STORED RECORDS |

________

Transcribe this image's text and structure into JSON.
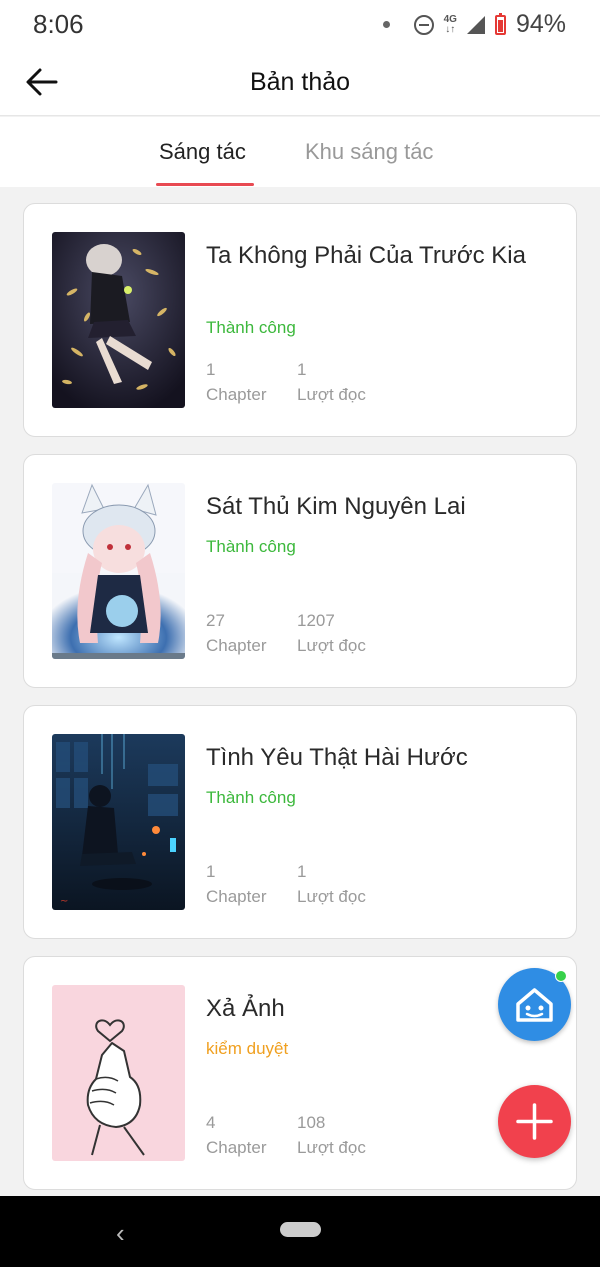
{
  "status_bar": {
    "time": "8:06",
    "network": "4G",
    "battery": "94%"
  },
  "header": {
    "title": "Bản thảo"
  },
  "tabs": [
    {
      "label": "Sáng tác",
      "active": true
    },
    {
      "label": "Khu sáng tác",
      "active": false
    }
  ],
  "stories": [
    {
      "title": "Ta Không Phải Của Trước Kia",
      "status": "Thành công",
      "status_color": "#3cb83c",
      "chapters": "1",
      "chapters_label": "Chapter",
      "reads": "1",
      "reads_label": "Lượt đọc"
    },
    {
      "title": "Sát Thủ Kim Nguyên Lai",
      "status": "Thành công",
      "status_color": "#3cb83c",
      "chapters": "27",
      "chapters_label": "Chapter",
      "reads": "1207",
      "reads_label": "Lượt đọc"
    },
    {
      "title": "Tình Yêu Thật Hài Hước",
      "status": "Thành công",
      "status_color": "#3cb83c",
      "chapters": "1",
      "chapters_label": "Chapter",
      "reads": "1",
      "reads_label": "Lượt đọc"
    },
    {
      "title": "Xả Ảnh",
      "status": "kiểm duyệt",
      "status_color": "#f0a020",
      "chapters": "4",
      "chapters_label": "Chapter",
      "reads": "108",
      "reads_label": "Lượt đọc"
    }
  ],
  "fabs": {
    "home_icon": "house-icon",
    "add_icon": "plus-icon"
  },
  "colors": {
    "accent": "#e84a52",
    "fab_blue": "#2f8de4",
    "fab_red": "#f1414d"
  }
}
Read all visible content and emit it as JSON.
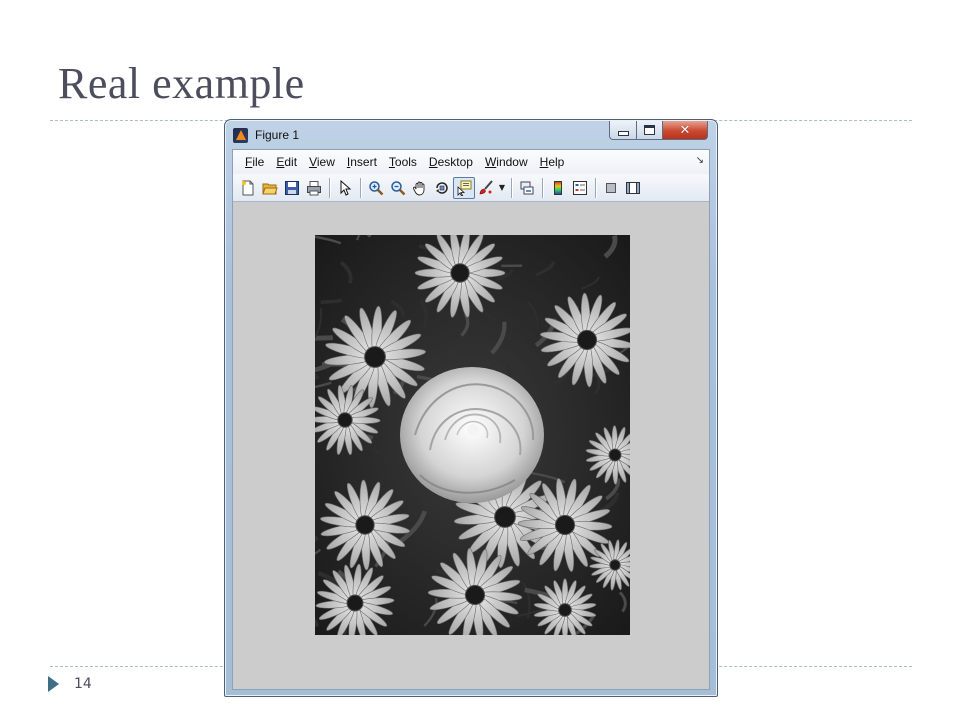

________

GIVEN PROBLEM | Every line of the material is to be quoted exactly, with no pictures carried over.

ANSWER FOR THIS EXERCISE |
Transcribe this image's text and structure into JSON.
{
  "status_bar": {
    "time": "8:06",
    "network": "4G",
    "battery": "94%"
  },
  "header": {
    "title": "Bản thảo"
  },
  "tabs": [
    {
      "label": "Sáng tác",
      "active": true
    },
    {
      "label": "Khu sáng tác",
      "active": false
    }
  ],
  "stories": [
    {
      "title": "Ta Không Phải Của Trước Kia",
      "status": "Thành công",
      "status_color": "#3cb83c",
      "chapters": "1",
      "chapters_label": "Chapter",
      "reads": "1",
      "reads_label": "Lượt đọc"
    },
    {
      "title": "Sát Thủ Kim Nguyên Lai",
      "status": "Thành công",
      "status_color": "#3cb83c",
      "chapters": "27",
      "chapters_label": "Chapter",
      "reads": "1207",
      "reads_label": "Lượt đọc"
    },
    {
      "title": "Tình Yêu Thật Hài Hước",
      "status": "Thành công",
      "status_color": "#3cb83c",
      "chapters": "1",
      "chapters_label": "Chapter",
      "reads": "1",
      "reads_label": "Lượt đọc"
    },
    {
      "title": "Xả Ảnh",
      "status": "kiểm duyệt",
      "status_color": "#f0a020",
      "chapters": "4",
      "chapters_label": "Chapter",
      "reads": "108",
      "reads_label": "Lượt đọc"
    }
  ],
  "fabs": {
    "home_icon": "house-icon",
    "add_icon": "plus-icon"
  },
  "colors": {
    "accent": "#e84a52",
    "fab_blue": "#2f8de4",
    "fab_red": "#f1414d"
  }
}
Read all visible content and emit it as JSON.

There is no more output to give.